▶ _Written exercise_: Show, in full, each line of the data that contains "protons".

▶ _Dataset entries_:
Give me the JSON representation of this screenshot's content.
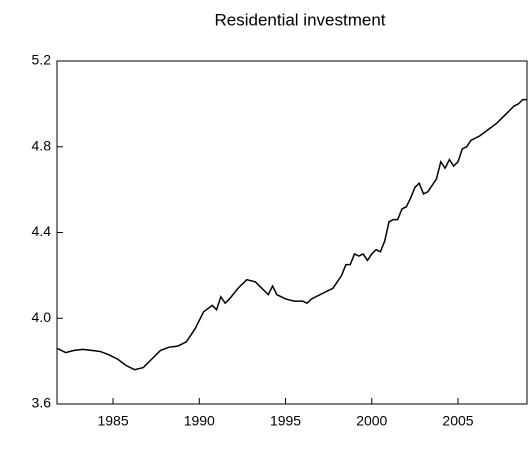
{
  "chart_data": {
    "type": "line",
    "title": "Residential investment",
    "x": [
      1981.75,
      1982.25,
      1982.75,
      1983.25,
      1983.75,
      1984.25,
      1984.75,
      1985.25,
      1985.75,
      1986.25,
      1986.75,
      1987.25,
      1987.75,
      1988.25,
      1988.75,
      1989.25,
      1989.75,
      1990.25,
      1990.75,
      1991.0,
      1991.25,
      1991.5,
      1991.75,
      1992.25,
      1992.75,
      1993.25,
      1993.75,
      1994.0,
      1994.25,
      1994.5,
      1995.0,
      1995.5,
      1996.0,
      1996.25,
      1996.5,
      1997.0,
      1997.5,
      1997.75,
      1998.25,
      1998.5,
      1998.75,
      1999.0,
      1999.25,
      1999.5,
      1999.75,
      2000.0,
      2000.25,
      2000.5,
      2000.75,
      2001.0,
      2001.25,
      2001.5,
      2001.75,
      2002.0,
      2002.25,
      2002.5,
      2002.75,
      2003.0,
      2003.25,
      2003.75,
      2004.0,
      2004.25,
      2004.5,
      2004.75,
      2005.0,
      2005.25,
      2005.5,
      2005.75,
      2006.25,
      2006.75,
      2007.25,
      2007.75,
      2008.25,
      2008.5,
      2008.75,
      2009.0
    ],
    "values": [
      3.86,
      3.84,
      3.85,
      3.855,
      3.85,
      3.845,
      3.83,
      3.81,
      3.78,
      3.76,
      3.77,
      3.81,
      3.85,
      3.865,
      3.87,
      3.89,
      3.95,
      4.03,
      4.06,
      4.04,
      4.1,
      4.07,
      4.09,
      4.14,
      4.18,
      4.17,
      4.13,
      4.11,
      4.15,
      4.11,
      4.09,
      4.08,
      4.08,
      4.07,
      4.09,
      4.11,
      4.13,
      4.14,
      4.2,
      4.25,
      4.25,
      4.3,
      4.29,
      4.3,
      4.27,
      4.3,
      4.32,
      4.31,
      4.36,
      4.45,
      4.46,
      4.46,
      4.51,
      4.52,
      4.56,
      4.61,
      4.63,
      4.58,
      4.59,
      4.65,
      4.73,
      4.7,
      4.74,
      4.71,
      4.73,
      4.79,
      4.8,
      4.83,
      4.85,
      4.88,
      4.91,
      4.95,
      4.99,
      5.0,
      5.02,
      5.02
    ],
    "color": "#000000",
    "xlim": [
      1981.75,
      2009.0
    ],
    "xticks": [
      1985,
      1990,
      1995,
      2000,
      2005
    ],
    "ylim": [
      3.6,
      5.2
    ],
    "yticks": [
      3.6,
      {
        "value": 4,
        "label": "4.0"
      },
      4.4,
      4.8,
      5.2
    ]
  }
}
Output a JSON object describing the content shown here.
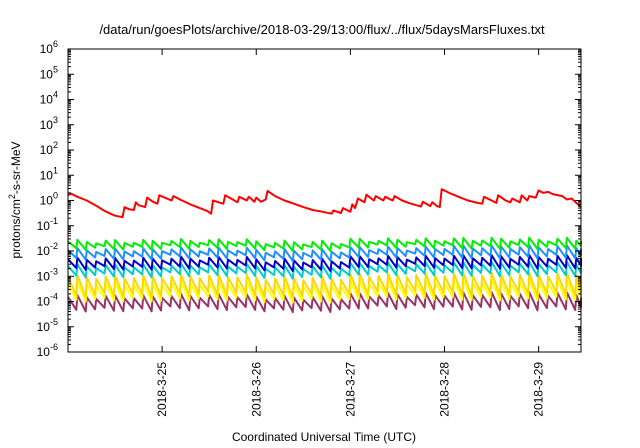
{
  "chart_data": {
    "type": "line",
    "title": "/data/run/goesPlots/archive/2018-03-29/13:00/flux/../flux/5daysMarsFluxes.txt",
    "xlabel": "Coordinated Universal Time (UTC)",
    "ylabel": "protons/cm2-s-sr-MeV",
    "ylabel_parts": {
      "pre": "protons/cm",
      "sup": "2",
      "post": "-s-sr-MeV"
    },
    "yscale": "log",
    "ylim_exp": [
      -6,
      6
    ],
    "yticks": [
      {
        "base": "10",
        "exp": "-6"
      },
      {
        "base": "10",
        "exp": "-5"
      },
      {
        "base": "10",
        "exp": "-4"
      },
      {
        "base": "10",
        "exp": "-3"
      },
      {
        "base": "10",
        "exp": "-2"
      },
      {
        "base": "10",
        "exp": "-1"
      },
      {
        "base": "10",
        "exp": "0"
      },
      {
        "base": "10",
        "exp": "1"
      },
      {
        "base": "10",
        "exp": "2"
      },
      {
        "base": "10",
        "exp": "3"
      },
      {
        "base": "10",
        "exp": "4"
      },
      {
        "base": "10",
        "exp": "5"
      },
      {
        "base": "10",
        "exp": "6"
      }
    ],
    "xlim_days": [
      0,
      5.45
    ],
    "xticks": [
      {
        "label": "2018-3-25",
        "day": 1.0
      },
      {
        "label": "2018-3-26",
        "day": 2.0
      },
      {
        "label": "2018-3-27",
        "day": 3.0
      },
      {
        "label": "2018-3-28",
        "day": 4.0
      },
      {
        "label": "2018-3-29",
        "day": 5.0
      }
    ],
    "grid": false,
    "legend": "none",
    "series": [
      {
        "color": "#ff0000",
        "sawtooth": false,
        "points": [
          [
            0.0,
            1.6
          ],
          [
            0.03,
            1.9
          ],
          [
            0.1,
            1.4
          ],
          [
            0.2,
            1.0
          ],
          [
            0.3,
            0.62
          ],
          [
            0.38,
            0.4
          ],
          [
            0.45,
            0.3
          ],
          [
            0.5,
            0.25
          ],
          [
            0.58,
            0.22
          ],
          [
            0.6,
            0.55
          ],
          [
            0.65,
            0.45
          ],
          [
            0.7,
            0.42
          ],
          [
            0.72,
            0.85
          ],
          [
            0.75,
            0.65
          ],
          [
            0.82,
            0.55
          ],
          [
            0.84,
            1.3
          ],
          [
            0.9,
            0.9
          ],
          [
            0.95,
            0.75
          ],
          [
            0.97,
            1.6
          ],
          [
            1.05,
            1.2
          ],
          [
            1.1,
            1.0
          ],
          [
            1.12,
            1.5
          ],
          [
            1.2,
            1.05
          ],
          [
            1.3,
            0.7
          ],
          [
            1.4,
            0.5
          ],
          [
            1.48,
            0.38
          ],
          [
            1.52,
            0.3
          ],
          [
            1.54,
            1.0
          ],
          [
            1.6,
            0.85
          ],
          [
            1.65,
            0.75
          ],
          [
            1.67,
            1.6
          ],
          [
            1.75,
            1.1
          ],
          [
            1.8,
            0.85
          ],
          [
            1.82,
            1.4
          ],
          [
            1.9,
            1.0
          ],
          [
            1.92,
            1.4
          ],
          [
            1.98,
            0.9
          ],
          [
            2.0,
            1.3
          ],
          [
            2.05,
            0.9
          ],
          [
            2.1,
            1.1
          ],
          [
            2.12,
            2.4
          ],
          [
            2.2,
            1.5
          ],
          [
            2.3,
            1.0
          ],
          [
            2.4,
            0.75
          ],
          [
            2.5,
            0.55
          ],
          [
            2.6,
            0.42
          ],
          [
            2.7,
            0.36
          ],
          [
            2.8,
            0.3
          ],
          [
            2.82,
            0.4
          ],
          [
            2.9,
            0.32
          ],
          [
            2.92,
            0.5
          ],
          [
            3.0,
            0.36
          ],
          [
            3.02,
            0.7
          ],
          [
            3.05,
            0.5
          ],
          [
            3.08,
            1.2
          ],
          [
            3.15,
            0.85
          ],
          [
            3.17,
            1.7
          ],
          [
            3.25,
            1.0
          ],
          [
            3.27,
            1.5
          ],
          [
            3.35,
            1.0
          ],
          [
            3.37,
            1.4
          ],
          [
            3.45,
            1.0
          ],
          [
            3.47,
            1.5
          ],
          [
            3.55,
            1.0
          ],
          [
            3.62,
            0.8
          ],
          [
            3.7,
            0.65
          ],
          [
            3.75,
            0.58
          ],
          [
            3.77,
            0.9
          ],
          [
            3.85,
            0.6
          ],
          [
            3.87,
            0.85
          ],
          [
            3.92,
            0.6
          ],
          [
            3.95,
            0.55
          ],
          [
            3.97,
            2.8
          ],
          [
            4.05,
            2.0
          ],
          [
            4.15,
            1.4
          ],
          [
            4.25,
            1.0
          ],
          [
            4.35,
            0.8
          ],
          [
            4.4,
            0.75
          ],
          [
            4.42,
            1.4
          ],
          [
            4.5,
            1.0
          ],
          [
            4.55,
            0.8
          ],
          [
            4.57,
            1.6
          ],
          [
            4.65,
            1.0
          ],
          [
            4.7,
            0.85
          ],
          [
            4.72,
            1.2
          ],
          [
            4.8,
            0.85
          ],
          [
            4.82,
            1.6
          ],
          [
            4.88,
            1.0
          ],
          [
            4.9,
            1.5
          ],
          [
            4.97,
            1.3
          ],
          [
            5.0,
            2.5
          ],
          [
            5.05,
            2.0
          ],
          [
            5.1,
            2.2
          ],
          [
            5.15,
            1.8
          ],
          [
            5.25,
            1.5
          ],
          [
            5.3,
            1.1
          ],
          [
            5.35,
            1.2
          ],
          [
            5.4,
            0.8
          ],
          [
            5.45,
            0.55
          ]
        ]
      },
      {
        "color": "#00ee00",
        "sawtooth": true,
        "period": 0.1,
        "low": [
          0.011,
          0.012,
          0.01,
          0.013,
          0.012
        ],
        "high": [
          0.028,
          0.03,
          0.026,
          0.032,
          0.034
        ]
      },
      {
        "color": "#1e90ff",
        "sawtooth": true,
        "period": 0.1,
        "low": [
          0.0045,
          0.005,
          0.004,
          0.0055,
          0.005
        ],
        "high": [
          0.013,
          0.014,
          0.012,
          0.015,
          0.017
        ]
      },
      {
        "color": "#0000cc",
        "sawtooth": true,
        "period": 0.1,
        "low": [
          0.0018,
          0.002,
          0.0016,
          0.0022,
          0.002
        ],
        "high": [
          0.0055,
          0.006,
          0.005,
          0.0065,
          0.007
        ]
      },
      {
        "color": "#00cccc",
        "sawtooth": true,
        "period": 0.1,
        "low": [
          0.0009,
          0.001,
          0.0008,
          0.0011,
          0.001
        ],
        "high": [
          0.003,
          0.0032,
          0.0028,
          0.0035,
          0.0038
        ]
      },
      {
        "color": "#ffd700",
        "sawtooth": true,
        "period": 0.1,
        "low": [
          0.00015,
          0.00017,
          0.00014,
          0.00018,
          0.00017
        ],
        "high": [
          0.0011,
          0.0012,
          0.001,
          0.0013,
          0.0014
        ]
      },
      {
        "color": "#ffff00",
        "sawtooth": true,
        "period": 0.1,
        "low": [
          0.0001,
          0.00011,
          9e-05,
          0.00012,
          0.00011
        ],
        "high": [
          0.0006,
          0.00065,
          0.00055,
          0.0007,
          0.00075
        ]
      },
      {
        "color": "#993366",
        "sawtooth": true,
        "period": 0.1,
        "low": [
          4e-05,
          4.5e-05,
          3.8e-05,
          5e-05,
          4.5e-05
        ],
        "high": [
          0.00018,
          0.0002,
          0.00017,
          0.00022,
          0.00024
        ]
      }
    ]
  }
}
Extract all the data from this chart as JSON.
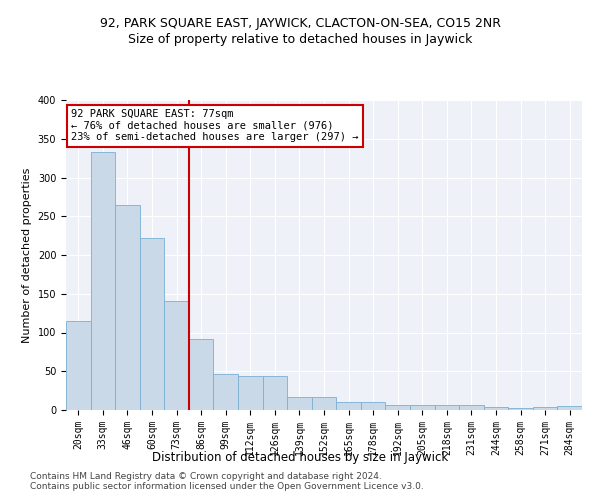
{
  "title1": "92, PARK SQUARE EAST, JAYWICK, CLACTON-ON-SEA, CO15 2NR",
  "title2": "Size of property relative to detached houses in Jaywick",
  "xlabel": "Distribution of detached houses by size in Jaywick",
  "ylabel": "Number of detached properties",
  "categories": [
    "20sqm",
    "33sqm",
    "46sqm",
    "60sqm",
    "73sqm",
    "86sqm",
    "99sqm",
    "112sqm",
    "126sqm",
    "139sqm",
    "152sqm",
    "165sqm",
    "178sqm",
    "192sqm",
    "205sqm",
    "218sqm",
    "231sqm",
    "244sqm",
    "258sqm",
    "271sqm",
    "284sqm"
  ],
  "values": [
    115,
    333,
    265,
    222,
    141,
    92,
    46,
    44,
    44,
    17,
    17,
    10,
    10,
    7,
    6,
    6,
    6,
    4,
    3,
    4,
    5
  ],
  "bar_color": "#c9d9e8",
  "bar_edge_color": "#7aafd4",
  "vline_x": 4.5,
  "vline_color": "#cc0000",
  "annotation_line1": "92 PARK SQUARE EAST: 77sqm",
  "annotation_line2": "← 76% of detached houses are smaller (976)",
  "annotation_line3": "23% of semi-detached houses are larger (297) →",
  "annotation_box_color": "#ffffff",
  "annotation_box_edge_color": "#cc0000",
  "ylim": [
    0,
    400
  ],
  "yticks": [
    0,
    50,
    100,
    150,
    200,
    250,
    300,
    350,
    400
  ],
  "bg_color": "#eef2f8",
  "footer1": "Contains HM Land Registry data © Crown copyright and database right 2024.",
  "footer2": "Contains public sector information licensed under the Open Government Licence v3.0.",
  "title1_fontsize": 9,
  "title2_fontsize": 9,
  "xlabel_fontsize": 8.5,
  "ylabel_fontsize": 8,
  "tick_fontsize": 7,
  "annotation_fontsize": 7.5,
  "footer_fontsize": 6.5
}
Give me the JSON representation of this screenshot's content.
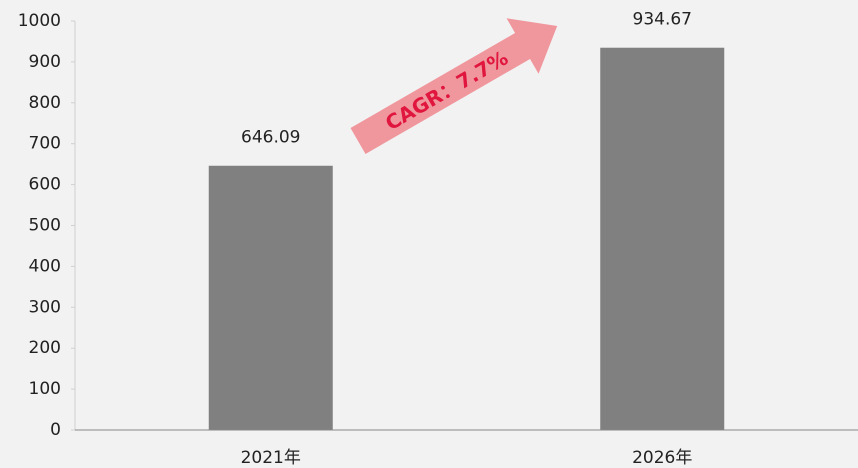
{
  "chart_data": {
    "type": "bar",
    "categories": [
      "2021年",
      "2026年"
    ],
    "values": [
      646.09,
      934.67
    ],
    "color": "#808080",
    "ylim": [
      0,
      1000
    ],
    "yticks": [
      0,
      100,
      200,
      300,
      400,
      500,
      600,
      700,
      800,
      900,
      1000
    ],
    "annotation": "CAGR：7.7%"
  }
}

▶ _Complete response_:
    "ylabel": "protons/cm2-s-sr-MeV",
      "pre": "protons/cm",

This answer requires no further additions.